* _Stored entries_:
..............................

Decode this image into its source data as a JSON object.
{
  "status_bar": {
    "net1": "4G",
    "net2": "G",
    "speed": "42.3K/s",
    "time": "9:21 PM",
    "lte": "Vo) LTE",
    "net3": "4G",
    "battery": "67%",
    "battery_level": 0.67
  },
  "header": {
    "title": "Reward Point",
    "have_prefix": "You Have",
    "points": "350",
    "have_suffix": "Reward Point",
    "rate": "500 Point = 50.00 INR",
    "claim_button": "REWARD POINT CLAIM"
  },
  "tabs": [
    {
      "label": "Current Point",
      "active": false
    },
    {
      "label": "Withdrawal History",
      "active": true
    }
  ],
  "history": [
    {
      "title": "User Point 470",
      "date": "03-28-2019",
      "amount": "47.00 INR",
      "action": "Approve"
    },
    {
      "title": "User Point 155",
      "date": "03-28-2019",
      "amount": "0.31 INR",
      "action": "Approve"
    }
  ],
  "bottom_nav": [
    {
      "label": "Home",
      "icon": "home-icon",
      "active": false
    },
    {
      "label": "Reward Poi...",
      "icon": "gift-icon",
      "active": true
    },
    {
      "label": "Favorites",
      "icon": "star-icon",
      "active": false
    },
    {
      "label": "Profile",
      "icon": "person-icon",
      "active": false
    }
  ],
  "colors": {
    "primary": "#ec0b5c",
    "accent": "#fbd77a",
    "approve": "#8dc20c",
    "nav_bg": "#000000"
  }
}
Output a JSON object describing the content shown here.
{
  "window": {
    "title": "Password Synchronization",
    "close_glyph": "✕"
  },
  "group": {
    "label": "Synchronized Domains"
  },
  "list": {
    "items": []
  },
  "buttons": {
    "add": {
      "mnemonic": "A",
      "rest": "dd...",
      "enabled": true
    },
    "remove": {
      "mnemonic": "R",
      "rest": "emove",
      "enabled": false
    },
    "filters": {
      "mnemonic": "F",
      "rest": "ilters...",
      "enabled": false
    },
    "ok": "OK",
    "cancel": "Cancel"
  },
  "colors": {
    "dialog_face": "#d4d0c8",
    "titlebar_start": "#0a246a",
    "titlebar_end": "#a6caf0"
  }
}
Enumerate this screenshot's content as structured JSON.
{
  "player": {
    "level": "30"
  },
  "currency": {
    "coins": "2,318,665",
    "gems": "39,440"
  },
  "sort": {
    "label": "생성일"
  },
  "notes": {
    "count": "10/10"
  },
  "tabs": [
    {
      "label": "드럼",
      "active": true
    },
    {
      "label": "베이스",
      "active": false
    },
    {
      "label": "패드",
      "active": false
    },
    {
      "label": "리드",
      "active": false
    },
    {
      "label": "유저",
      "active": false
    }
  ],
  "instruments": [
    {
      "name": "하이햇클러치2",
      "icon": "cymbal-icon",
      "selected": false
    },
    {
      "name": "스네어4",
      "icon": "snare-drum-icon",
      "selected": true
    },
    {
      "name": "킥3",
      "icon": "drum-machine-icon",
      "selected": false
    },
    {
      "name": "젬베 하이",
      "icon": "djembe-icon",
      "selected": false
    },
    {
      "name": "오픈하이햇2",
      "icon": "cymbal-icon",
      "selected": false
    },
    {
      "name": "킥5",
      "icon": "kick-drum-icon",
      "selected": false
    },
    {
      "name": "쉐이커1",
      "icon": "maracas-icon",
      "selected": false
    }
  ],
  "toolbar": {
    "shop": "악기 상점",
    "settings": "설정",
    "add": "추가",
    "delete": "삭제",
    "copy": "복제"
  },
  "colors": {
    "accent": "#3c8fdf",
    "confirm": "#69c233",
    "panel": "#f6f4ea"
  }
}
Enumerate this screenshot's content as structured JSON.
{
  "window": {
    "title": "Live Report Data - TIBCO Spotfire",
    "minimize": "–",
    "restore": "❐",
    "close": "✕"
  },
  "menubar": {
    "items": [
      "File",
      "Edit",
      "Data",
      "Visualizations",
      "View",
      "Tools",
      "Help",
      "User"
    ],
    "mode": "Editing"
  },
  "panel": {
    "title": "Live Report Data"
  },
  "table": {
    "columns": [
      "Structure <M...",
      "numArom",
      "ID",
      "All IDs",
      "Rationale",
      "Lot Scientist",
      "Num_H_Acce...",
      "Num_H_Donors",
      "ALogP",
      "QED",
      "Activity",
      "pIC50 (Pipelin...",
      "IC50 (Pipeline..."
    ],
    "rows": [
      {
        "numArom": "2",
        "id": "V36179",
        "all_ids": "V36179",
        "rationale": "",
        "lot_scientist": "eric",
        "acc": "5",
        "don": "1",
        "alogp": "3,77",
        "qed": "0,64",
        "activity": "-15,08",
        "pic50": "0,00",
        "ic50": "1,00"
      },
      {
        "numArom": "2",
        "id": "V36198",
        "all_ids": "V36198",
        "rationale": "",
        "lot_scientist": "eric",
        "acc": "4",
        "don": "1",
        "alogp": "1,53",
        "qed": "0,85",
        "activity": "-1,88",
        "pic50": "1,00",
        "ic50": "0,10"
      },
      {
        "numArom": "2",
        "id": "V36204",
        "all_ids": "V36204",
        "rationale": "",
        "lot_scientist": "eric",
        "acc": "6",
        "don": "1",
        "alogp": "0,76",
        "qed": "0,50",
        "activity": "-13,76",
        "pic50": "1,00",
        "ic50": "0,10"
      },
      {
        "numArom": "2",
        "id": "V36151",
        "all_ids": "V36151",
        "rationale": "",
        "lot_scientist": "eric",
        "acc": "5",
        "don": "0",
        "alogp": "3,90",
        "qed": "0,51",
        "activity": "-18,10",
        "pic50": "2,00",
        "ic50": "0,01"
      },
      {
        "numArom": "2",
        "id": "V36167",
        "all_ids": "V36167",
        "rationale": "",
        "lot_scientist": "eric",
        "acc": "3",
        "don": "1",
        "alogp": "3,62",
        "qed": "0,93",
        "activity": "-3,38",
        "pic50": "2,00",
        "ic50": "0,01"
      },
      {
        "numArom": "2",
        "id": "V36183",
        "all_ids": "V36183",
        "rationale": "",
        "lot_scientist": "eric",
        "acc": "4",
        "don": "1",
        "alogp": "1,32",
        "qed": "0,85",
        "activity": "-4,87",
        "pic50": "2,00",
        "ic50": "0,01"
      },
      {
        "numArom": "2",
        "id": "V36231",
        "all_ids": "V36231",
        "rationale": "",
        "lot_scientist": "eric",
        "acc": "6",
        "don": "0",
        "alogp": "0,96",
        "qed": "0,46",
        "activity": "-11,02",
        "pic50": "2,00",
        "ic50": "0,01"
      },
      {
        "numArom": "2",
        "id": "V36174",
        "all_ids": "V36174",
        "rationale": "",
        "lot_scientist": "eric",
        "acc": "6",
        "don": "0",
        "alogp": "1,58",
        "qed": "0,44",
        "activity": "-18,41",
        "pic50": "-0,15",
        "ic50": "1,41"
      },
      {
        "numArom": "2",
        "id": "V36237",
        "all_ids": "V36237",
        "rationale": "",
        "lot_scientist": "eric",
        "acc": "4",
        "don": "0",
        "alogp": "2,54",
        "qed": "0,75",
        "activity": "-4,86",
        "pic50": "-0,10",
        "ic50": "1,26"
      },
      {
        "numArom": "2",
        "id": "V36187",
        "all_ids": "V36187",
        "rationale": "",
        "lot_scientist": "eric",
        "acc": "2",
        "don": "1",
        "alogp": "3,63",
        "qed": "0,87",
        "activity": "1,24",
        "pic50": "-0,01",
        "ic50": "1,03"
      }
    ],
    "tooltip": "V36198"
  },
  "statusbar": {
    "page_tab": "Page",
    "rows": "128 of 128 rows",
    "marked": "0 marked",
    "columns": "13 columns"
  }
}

..............................

* _WHAT YOU WILL DO_: Write out the entire listing exactly.

* _FULL ANSWER_:
Decode this image into its source data as a JSON object.
{
  "status_bar": {
    "net1": "4G",
    "net2": "G",
    "speed": "42.3K/s",
    "time": "9:21 PM",
    "lte": "Vo) LTE",
    "net3": "4G",
    "battery": "67%",
    "battery_level": 0.67
  },
  "header": {
    "title": "Reward Point",
    "have_prefix": "You Have",
    "points": "350",
    "have_suffix": "Reward Point",
    "rate": "500 Point = 50.00 INR",
    "claim_button": "REWARD POINT CLAIM"
  },
  "tabs": [
    {
      "label": "Current Point",
      "active": false
    },
    {
      "label": "Withdrawal History",
      "active": true
    }
  ],
  "history": [
    {
      "title": "User Point 470",
      "date": "03-28-2019",
      "amount": "47.00 INR",
      "action": "Approve"
    },
    {
      "title": "User Point 155",
      "date": "03-28-2019",
      "amount": "0.31 INR",
      "action": "Approve"
    }
  ],
  "bottom_nav": [
    {
      "label": "Home",
      "icon": "home-icon",
      "active": false
    },
    {
      "label": "Reward Poi...",
      "icon": "gift-icon",
      "active": true
    },
    {
      "label": "Favorites",
      "icon": "star-icon",
      "active": false
    },
    {
      "label": "Profile",
      "icon": "person-icon",
      "active": false
    }
  ],
  "colors": {
    "primary": "#ec0b5c",
    "accent": "#fbd77a",
    "approve": "#8dc20c",
    "nav_bg": "#000000"
  }
}
Output a JSON object describing the content shown here.
{
  "window": {
    "title": "Password Synchronization",
    "close_glyph": "✕"
  },
  "group": {
    "label": "Synchronized Domains"
  },
  "list": {
    "items": []
  },
  "buttons": {
    "add": {
      "mnemonic": "A",
      "rest": "dd...",
      "enabled": true
    },
    "remove": {
      "mnemonic": "R",
      "rest": "emove",
      "enabled": false
    },
    "filters": {
      "mnemonic": "F",
      "rest": "ilters...",
      "enabled": false
    },
    "ok": "OK",
    "cancel": "Cancel"
  },
  "colors": {
    "dialog_face": "#d4d0c8",
    "titlebar_start": "#0a246a",
    "titlebar_end": "#a6caf0"
  }
}
Enumerate this screenshot's content as structured JSON.
{
  "player": {
    "level": "30"
  },
  "currency": {
    "coins": "2,318,665",
    "gems": "39,440"
  },
  "sort": {
    "label": "생성일"
  },
  "notes": {
    "count": "10/10"
  },
  "tabs": [
    {
      "label": "드럼",
      "active": true
    },
    {
      "label": "베이스",
      "active": false
    },
    {
      "label": "패드",
      "active": false
    },
    {
      "label": "리드",
      "active": false
    },
    {
      "label": "유저",
      "active": false
    }
  ],
  "instruments": [
    {
      "name": "하이햇클러치2",
      "icon": "cymbal-icon",
      "selected": false
    },
    {
      "name": "스네어4",
      "icon": "snare-drum-icon",
      "selected": true
    },
    {
      "name": "킥3",
      "icon": "drum-machine-icon",
      "selected": false
    },
    {
      "name": "젬베 하이",
      "icon": "djembe-icon",
      "selected": false
    },
    {
      "name": "오픈하이햇2",
      "icon": "cymbal-icon",
      "selected": false
    },
    {
      "name": "킥5",
      "icon": "kick-drum-icon",
      "selected": false
    },
    {
      "name": "쉐이커1",
      "icon": "maracas-icon",
      "selected": false
    }
  ],
  "toolbar": {
    "shop": "악기 상점",
    "settings": "설정",
    "add": "추가",
    "delete": "삭제",
    "copy": "복제"
  },
  "colors": {
    "accent": "#3c8fdf",
    "confirm": "#69c233",
    "panel": "#f6f4ea"
  }
}
Enumerate this screenshot's content as structured JSON.
{
  "window": {
    "title": "Live Report Data - TIBCO Spotfire",
    "minimize": "–",
    "restore": "❐",
    "close": "✕"
  },
  "menubar": {
    "items": [
      "File",
      "Edit",
      "Data",
      "Visualizations",
      "View",
      "Tools",
      "Help",
      "User"
    ],
    "mode": "Editing"
  },
  "panel": {
    "title": "Live Report Data"
  },
  "table": {
    "columns": [
      "Structure <M...",
      "numArom",
      "ID",
      "All IDs",
      "Rationale",
      "Lot Scientist",
      "Num_H_Acce...",
      "Num_H_Donors",
      "ALogP",
      "QED",
      "Activity",
      "pIC50 (Pipelin...",
      "IC50 (Pipeline..."
    ],
    "rows": [
      {
        "numArom": "2",
        "id": "V36179",
        "all_ids": "V36179",
        "rationale": "",
        "lot_scientist": "eric",
        "acc": "5",
        "don": "1",
        "alogp": "3,77",
        "qed": "0,64",
        "activity": "-15,08",
        "pic50": "0,00",
        "ic50": "1,00"
      },
      {
        "numArom": "2",
        "id": "V36198",
        "all_ids": "V36198",
        "rationale": "",
        "lot_scientist": "eric",
        "acc": "4",
        "don": "1",
        "alogp": "1,53",
        "qed": "0,85",
        "activity": "-1,88",
        "pic50": "1,00",
        "ic50": "0,10"
      },
      {
        "numArom": "2",
        "id": "V36204",
        "all_ids": "V36204",
        "rationale": "",
        "lot_scientist": "eric",
        "acc": "6",
        "don": "1",
        "alogp": "0,76",
        "qed": "0,50",
        "activity": "-13,76",
        "pic50": "1,00",
        "ic50": "0,10"
      },
      {
        "numArom": "2",
        "id": "V36151",
        "all_ids": "V36151",
        "rationale": "",
        "lot_scientist": "eric",
        "acc": "5",
        "don": "0",
        "alogp": "3,90",
        "qed": "0,51",
        "activity": "-18,10",
        "pic50": "2,00",
        "ic50": "0,01"
      },
      {
        "numArom": "2",
        "id": "V36167",
        "all_ids": "V36167",
        "rationale": "",
        "lot_scientist": "eric",
        "acc": "3",
        "don": "1",
        "alogp": "3,62",
        "qed": "0,93",
        "activity": "-3,38",
        "pic50": "2,00",
        "ic50": "0,01"
      },
      {
        "numArom": "2",
        "id": "V36183",
        "all_ids": "V36183",
        "rationale": "",
        "lot_scientist": "eric",
        "acc": "4",
        "don": "1",
        "alogp": "1,32",
        "qed": "0,85",
        "activity": "-4,87",
        "pic50": "2,00",
        "ic50": "0,01"
      },
      {
        "numArom": "2",
        "id": "V36231",
        "all_ids": "V36231",
        "rationale": "",
        "lot_scientist": "eric",
        "acc": "6",
        "don": "0",
        "alogp": "0,96",
        "qed": "0,46",
        "activity": "-11,02",
        "pic50": "2,00",
        "ic50": "0,01"
      },
      {
        "numArom": "2",
        "id": "V36174",
        "all_ids": "V36174",
        "rationale": "",
        "lot_scientist": "eric",
        "acc": "6",
        "don": "0",
        "alogp": "1,58",
        "qed": "0,44",
        "activity": "-18,41",
        "pic50": "-0,15",
        "ic50": "1,41"
      },
      {
        "numArom": "2",
        "id": "V36237",
        "all_ids": "V36237",
        "rationale": "",
        "lot_scientist": "eric",
        "acc": "4",
        "don": "0",
        "alogp": "2,54",
        "qed": "0,75",
        "activity": "-4,86",
        "pic50": "-0,10",
        "ic50": "1,26"
      },
      {
        "numArom": "2",
        "id": "V36187",
        "all_ids": "V36187",
        "rationale": "",
        "lot_scientist": "eric",
        "acc": "2",
        "don": "1",
        "alogp": "3,63",
        "qed": "0,87",
        "activity": "1,24",
        "pic50": "-0,01",
        "ic50": "1,03"
      }
    ],
    "tooltip": "V36198"
  },
  "statusbar": {
    "page_tab": "Page",
    "rows": "128 of 128 rows",
    "marked": "0 marked",
    "columns": "13 columns"
  }
}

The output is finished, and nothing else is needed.